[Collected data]
_ _ _ _ _ _ _

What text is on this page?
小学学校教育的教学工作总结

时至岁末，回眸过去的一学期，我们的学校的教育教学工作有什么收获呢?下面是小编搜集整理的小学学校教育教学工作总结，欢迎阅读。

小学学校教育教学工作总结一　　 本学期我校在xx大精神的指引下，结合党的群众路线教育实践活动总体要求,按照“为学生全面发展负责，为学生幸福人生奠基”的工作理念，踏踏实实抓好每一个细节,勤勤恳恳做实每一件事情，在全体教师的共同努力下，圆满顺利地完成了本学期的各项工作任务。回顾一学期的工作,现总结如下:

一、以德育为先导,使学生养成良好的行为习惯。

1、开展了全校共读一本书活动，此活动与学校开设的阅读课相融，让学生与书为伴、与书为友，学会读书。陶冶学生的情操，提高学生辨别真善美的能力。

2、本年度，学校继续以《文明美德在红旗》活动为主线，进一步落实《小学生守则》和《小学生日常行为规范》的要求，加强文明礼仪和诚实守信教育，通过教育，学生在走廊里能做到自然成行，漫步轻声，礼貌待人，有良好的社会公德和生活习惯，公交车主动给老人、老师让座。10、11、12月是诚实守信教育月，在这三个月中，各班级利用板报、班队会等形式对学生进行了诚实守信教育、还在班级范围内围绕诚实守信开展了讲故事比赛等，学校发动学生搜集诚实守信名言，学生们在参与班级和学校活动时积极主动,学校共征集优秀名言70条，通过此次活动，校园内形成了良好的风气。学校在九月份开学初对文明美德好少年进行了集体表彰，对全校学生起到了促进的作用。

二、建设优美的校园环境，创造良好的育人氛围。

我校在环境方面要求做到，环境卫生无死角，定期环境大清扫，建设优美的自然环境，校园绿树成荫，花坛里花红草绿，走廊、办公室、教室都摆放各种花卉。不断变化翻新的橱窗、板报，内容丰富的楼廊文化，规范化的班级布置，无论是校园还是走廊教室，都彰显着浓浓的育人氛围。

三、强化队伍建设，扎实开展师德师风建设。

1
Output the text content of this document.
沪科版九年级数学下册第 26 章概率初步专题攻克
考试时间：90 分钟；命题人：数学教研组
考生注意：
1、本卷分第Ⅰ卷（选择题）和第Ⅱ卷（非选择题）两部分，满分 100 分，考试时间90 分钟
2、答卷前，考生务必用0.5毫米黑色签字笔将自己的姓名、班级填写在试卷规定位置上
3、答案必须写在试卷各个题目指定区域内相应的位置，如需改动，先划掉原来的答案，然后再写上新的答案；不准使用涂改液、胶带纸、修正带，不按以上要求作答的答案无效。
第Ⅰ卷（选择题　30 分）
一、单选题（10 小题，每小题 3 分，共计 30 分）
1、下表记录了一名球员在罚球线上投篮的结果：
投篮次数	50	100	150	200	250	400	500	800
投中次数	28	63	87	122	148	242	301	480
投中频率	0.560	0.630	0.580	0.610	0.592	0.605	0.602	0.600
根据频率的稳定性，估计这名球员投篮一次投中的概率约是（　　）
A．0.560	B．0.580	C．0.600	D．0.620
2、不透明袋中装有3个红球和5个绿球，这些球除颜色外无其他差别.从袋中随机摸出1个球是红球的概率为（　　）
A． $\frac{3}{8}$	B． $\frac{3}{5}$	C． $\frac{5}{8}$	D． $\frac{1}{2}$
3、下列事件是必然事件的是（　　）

_ _ _ _ _ _ _

→ What is needed
Set down, word for word, only the lines running from the line with "Output the text content of this document." to the last line of the listing above. Both of those lines belong in your answer.

→ Task answer
Output the text content of this document.
沪科版九年级数学下册第 26 章概率初步专题攻克
考试时间：90 分钟；命题人：数学教研组
考生注意：
1、本卷分第Ⅰ卷（选择题）和第Ⅱ卷（非选择题）两部分，满分 100 分，考试时间90 分钟
2、答卷前，考生务必用0.5毫米黑色签字笔将自己的姓名、班级填写在试卷规定位置上
3、答案必须写在试卷各个题目指定区域内相应的位置，如需改动，先划掉原来的答案，然后再写上新的答案；不准使用涂改液、胶带纸、修正带，不按以上要求作答的答案无效。
第Ⅰ卷（选择题　30 分）
一、单选题（10 小题，每小题 3 分，共计 30 分）
1、下表记录了一名球员在罚球线上投篮的结果：
投篮次数	50	100	150	200	250	400	500	800
投中次数	28	63	87	122	148	242	301	480
投中频率	0.560	0.630	0.580	0.610	0.592	0.605	0.602	0.600
根据频率的稳定性，估计这名球员投篮一次投中的概率约是（　　）
A．0.560	B．0.580	C．0.600	D．0.620
2、不透明袋中装有3个红球和5个绿球，这些球除颜色外无其他差别.从袋中随机摸出1个球是红球的概率为（　　）
A． $\frac{3}{8}$	B． $\frac{3}{5}$	C． $\frac{5}{8}$	D． $\frac{1}{2}$
3、下列事件是必然事件的是（　　）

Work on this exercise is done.